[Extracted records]
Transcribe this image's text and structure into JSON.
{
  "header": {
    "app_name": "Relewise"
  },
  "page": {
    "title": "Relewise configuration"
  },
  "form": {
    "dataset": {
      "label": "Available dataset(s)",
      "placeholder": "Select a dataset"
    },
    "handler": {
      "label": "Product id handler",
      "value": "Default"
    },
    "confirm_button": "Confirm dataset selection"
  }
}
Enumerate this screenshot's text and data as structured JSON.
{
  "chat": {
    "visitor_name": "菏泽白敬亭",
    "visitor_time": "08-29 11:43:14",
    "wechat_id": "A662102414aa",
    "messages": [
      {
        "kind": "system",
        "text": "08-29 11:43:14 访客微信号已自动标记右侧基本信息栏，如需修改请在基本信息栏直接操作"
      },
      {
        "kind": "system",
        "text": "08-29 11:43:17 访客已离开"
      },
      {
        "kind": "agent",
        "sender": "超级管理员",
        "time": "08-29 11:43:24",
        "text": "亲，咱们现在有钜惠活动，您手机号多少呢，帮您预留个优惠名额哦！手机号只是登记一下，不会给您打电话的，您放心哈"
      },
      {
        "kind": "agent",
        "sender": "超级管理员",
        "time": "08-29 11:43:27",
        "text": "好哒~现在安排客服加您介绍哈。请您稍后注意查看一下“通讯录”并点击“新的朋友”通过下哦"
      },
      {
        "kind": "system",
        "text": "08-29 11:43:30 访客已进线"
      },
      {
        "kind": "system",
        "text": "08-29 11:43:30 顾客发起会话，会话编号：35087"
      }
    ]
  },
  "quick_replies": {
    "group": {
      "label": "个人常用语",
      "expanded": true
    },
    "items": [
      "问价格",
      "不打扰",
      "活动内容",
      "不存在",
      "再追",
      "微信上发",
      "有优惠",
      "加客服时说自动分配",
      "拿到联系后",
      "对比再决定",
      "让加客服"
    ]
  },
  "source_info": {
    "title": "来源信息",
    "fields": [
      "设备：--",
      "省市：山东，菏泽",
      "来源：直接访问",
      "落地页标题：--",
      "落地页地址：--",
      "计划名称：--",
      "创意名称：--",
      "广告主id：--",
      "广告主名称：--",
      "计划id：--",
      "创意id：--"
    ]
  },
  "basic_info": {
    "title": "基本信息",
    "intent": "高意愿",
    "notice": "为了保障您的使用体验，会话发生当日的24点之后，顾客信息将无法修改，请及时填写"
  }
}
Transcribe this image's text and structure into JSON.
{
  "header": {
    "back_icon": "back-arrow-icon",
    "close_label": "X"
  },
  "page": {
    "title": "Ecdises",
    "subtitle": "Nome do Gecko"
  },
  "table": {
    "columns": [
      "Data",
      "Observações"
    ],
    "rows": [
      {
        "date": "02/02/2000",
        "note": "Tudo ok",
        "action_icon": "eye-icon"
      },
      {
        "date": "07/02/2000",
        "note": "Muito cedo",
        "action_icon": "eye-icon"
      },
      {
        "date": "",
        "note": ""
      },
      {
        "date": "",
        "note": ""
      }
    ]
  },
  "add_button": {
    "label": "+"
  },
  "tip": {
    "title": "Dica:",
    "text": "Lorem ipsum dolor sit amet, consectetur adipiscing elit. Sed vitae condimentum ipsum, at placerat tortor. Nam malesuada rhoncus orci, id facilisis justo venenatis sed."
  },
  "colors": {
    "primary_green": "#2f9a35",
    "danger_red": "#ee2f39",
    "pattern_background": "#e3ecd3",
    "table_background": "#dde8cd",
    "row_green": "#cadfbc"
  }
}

Stated problem:
Copy out all the entries shown above, character for character.

Result for this exercise:
Transcribe this image's text and structure into JSON.
{
  "header": {
    "app_name": "Relewise"
  },
  "page": {
    "title": "Relewise configuration"
  },
  "form": {
    "dataset": {
      "label": "Available dataset(s)",
      "placeholder": "Select a dataset"
    },
    "handler": {
      "label": "Product id handler",
      "value": "Default"
    },
    "confirm_button": "Confirm dataset selection"
  }
}
Enumerate this screenshot's text and data as structured JSON.
{
  "chat": {
    "visitor_name": "菏泽白敬亭",
    "visitor_time": "08-29 11:43:14",
    "wechat_id": "A662102414aa",
    "messages": [
      {
        "kind": "system",
        "text": "08-29 11:43:14 访客微信号已自动标记右侧基本信息栏，如需修改请在基本信息栏直接操作"
      },
      {
        "kind": "system",
        "text": "08-29 11:43:17 访客已离开"
      },
      {
        "kind": "agent",
        "sender": "超级管理员",
        "time": "08-29 11:43:24",
        "text": "亲，咱们现在有钜惠活动，您手机号多少呢，帮您预留个优惠名额哦！手机号只是登记一下，不会给您打电话的，您放心哈"
      },
      {
        "kind": "agent",
        "sender": "超级管理员",
        "time": "08-29 11:43:27",
        "text": "好哒~现在安排客服加您介绍哈。请您稍后注意查看一下“通讯录”并点击“新的朋友”通过下哦"
      },
      {
        "kind": "system",
        "text": "08-29 11:43:30 访客已进线"
      },
      {
        "kind": "system",
        "text": "08-29 11:43:30 顾客发起会话，会话编号：35087"
      }
    ]
  },
  "quick_replies": {
    "group": {
      "label": "个人常用语",
      "expanded": true
    },
    "items": [
      "问价格",
      "不打扰",
      "活动内容",
      "不存在",
      "再追",
      "微信上发",
      "有优惠",
      "加客服时说自动分配",
      "拿到联系后",
      "对比再决定",
      "让加客服"
    ]
  },
  "source_info": {
    "title": "来源信息",
    "fields": [
      "设备：--",
      "省市：山东，菏泽",
      "来源：直接访问",
      "落地页标题：--",
      "落地页地址：--",
      "计划名称：--",
      "创意名称：--",
      "广告主id：--",
      "广告主名称：--",
      "计划id：--",
      "创意id：--"
    ]
  },
  "basic_info": {
    "title": "基本信息",
    "intent": "高意愿",
    "notice": "为了保障您的使用体验，会话发生当日的24点之后，顾客信息将无法修改，请及时填写"
  }
}
Transcribe this image's text and structure into JSON.
{
  "header": {
    "back_icon": "back-arrow-icon",
    "close_label": "X"
  },
  "page": {
    "title": "Ecdises",
    "subtitle": "Nome do Gecko"
  },
  "table": {
    "columns": [
      "Data",
      "Observações"
    ],
    "rows": [
      {
        "date": "02/02/2000",
        "note": "Tudo ok",
        "action_icon": "eye-icon"
      },
      {
        "date": "07/02/2000",
        "note": "Muito cedo",
        "action_icon": "eye-icon"
      },
      {
        "date": "",
        "note": ""
      },
      {
        "date": "",
        "note": ""
      }
    ]
  },
  "add_button": {
    "label": "+"
  },
  "tip": {
    "title": "Dica:",
    "text": "Lorem ipsum dolor sit amet, consectetur adipiscing elit. Sed vitae condimentum ipsum, at placerat tortor. Nam malesuada rhoncus orci, id facilisis justo venenatis sed."
  },
  "colors": {
    "primary_green": "#2f9a35",
    "danger_red": "#ee2f39",
    "pattern_background": "#e3ecd3",
    "table_background": "#dde8cd",
    "row_green": "#cadfbc"
  }
}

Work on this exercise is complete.